◆ **WHAT YOU WILL DO**: Extract every entry word for word. Skip the pictures.

◆ **PROVIDED DATA**:
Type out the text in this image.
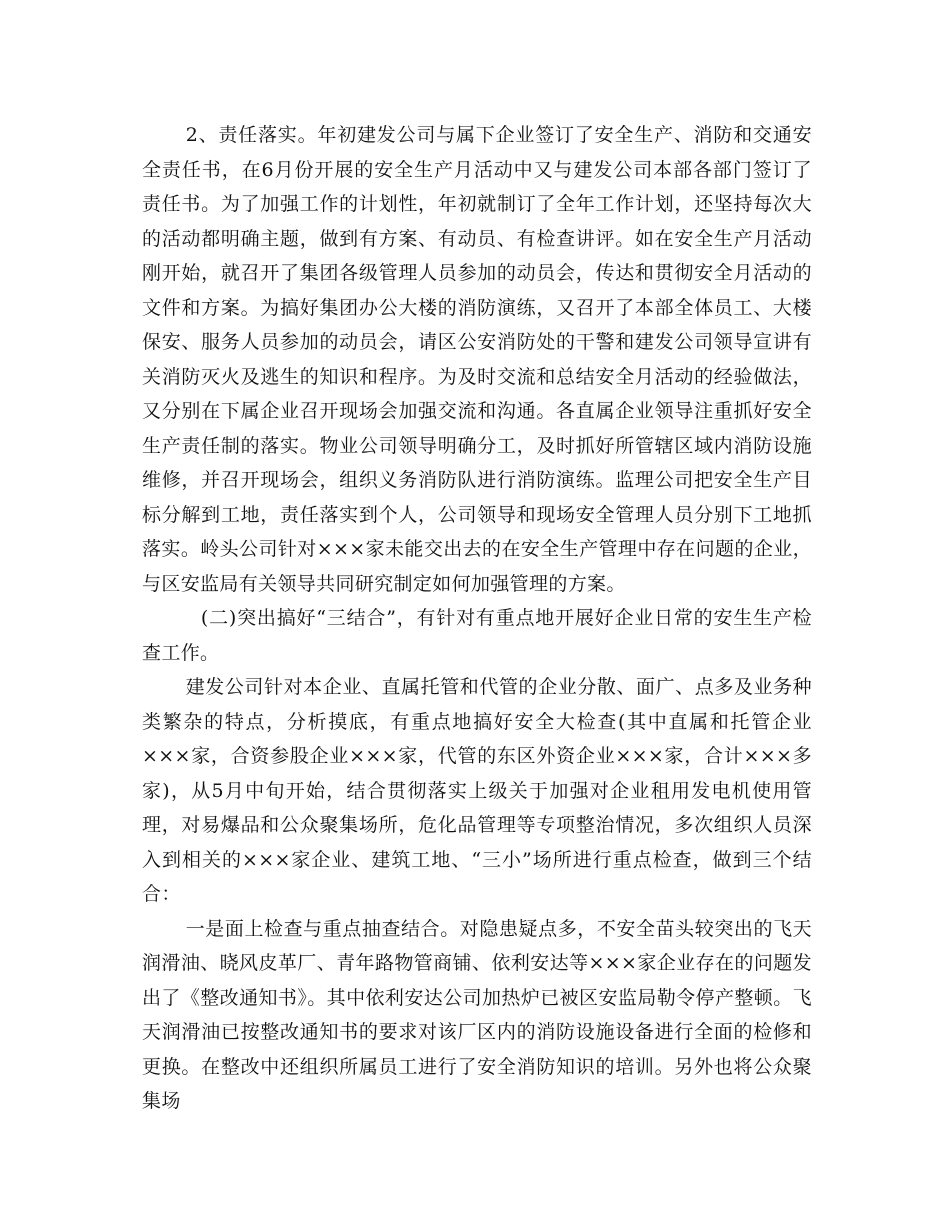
2、责任落实。年初建发公司与属下企业签订了安全生产、消防和交通安全责任书，在6月份开展的安全生产月活动中又与建发公司本部各部门签订了责任书。为了加强工作的计划性，年初就制订了全年工作计划，还坚持每次大的活动都明确主题，做到有方案、有动员、有检查讲评。如在安全生产月活动刚开始，就召开了集团各级管理人员参加的动员会，传达和贯彻安全月活动的文件和方案。为搞好集团办公大楼的消防演练，又召开了本部全体员工、大楼保安、服务人员参加的动员会，请区公安消防处的干警和建发公司领导宣讲有关消防灭火及逃生的知识和程序。为及时交流和总结安全月活动的经验做法，又分别在下属企业召开现场会加强交流和沟通。各直属企业领导注重抓好安全生产责任制的落实。物业公司领导明确分工，及时抓好所管辖区域内消防设施维修，并召开现场会，组织义务消防队进行消防演练。监理公司把安全生产目标分解到工地，责任落实到个人，公司领导和现场安全管理人员分别下工地抓落实。岭头公司针对×××家未能交出去的在安全生产管理中存在问题的企业，与区安监局有关领导共同研究制定如何加强管理的方案。

(二)突出搞好“三结合”，有针对有重点地开展好企业日常的安生生产检查工作。

建发公司针对本企业、直属托管和代管的企业分散、面广、点多及业务种类繁杂的特点，分析摸底，有重点地搞好安全大检查(其中直属和托管企业×××家，合资参股企业×××家，代管的东区外资企业×××家，合计×××多家)，从5月中旬开始，结合贯彻落实上级关于加强对企业租用发电机使用管理，对易爆品和公众聚集场所，危化品管理等专项整治情况，多次组织人员深入到相关的×××家企业、建筑工地、“三小”场所进行重点检查，做到三个结合：

一是面上检查与重点抽查结合。对隐患疑点多，不安全苗头较突出的飞天润滑油、晓风皮革厂、青年路物管商铺、依利安达等×××家企业存在的问题发出了《整改通知书》。其中依利安达公司加热炉已被区安监局勒令停产整顿。飞天润滑油已按整改通知书的要求对该厂区内的消防设施设备进行全面的检修和更换。在整改中还组织所属员工进行了安全消防知识的培训。另外也将公众聚集场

◆ **RESULT OF THE TASK**:
Type out the text in this image.
2、责任落实。年初建发公司与属下企业签订了安全生产、消防和交通安全责任书，在6月份开展的安全生产月活动中又与建发公司本部各部门签订了责任书。为了加强工作的计划性，年初就制订了全年工作计划，还坚持每次大的活动都明确主题，做到有方案、有动员、有检查讲评。如在安全生产月活动刚开始，就召开了集团各级管理人员参加的动员会，传达和贯彻安全月活动的文件和方案。为搞好集团办公大楼的消防演练，又召开了本部全体员工、大楼保安、服务人员参加的动员会，请区公安消防处的干警和建发公司领导宣讲有关消防灭火及逃生的知识和程序。为及时交流和总结安全月活动的经验做法，又分别在下属企业召开现场会加强交流和沟通。各直属企业领导注重抓好安全生产责任制的落实。物业公司领导明确分工，及时抓好所管辖区域内消防设施维修，并召开现场会，组织义务消防队进行消防演练。监理公司把安全生产目标分解到工地，责任落实到个人，公司领导和现场安全管理人员分别下工地抓落实。岭头公司针对×××家未能交出去的在安全生产管理中存在问题的企业，与区安监局有关领导共同研究制定如何加强管理的方案。

(二)突出搞好“三结合”，有针对有重点地开展好企业日常的安生生产检查工作。

建发公司针对本企业、直属托管和代管的企业分散、面广、点多及业务种类繁杂的特点，分析摸底，有重点地搞好安全大检查(其中直属和托管企业×××家，合资参股企业×××家，代管的东区外资企业×××家，合计×××多家)，从5月中旬开始，结合贯彻落实上级关于加强对企业租用发电机使用管理，对易爆品和公众聚集场所，危化品管理等专项整治情况，多次组织人员深入到相关的×××家企业、建筑工地、“三小”场所进行重点检查，做到三个结合：

一是面上检查与重点抽查结合。对隐患疑点多，不安全苗头较突出的飞天润滑油、晓风皮革厂、青年路物管商铺、依利安达等×××家企业存在的问题发出了《整改通知书》。其中依利安达公司加热炉已被区安监局勒令停产整顿。飞天润滑油已按整改通知书的要求对该厂区内的消防设施设备进行全面的检修和更换。在整改中还组织所属员工进行了安全消防知识的培训。另外也将公众聚集场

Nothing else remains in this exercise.